→ **AIM**
Quote all entries in full, exactly.

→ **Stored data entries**
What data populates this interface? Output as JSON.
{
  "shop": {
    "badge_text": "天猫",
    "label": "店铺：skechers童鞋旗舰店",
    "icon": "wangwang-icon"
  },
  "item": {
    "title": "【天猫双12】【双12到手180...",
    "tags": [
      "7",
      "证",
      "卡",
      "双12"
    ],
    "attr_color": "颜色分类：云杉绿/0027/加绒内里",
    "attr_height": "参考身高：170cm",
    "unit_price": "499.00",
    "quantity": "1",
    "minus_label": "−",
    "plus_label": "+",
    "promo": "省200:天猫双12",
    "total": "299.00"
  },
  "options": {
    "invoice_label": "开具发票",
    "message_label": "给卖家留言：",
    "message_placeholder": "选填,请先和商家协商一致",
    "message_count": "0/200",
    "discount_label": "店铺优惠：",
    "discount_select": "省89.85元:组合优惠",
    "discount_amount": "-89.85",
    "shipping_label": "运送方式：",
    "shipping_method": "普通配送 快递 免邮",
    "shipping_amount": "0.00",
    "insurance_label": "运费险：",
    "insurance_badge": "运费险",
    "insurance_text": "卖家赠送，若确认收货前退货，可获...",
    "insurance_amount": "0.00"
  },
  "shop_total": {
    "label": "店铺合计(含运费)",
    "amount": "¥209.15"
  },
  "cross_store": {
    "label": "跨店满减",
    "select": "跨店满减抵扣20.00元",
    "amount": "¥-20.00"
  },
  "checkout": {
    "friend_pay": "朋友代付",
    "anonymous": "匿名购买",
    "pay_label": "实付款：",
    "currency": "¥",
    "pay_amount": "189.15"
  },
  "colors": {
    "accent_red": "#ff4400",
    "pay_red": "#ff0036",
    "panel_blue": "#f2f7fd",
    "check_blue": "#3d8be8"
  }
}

→ **EXERCISE OUTPUT**
What data populates this interface? Output as JSON.
{
  "shop": {
    "badge_text": "天猫",
    "label": "店铺：skechers童鞋旗舰店",
    "icon": "wangwang-icon"
  },
  "item": {
    "title": "【天猫双12】【双12到手180...",
    "tags": [
      "7",
      "证",
      "卡",
      "双12"
    ],
    "attr_color": "颜色分类：云杉绿/0027/加绒内里",
    "attr_height": "参考身高：170cm",
    "unit_price": "499.00",
    "quantity": "1",
    "minus_label": "−",
    "plus_label": "+",
    "promo": "省200:天猫双12",
    "total": "299.00"
  },
  "options": {
    "invoice_label": "开具发票",
    "message_label": "给卖家留言：",
    "message_placeholder": "选填,请先和商家协商一致",
    "message_count": "0/200",
    "discount_label": "店铺优惠：",
    "discount_select": "省89.85元:组合优惠",
    "discount_amount": "-89.85",
    "shipping_label": "运送方式：",
    "shipping_method": "普通配送 快递 免邮",
    "shipping_amount": "0.00",
    "insurance_label": "运费险：",
    "insurance_badge": "运费险",
    "insurance_text": "卖家赠送，若确认收货前退货，可获...",
    "insurance_amount": "0.00"
  },
  "shop_total": {
    "label": "店铺合计(含运费)",
    "amount": "¥209.15"
  },
  "cross_store": {
    "label": "跨店满减",
    "select": "跨店满减抵扣20.00元",
    "amount": "¥-20.00"
  },
  "checkout": {
    "friend_pay": "朋友代付",
    "anonymous": "匿名购买",
    "pay_label": "实付款：",
    "currency": "¥",
    "pay_amount": "189.15"
  },
  "colors": {
    "accent_red": "#ff4400",
    "pay_red": "#ff0036",
    "panel_blue": "#f2f7fd",
    "check_blue": "#3d8be8"
  }
}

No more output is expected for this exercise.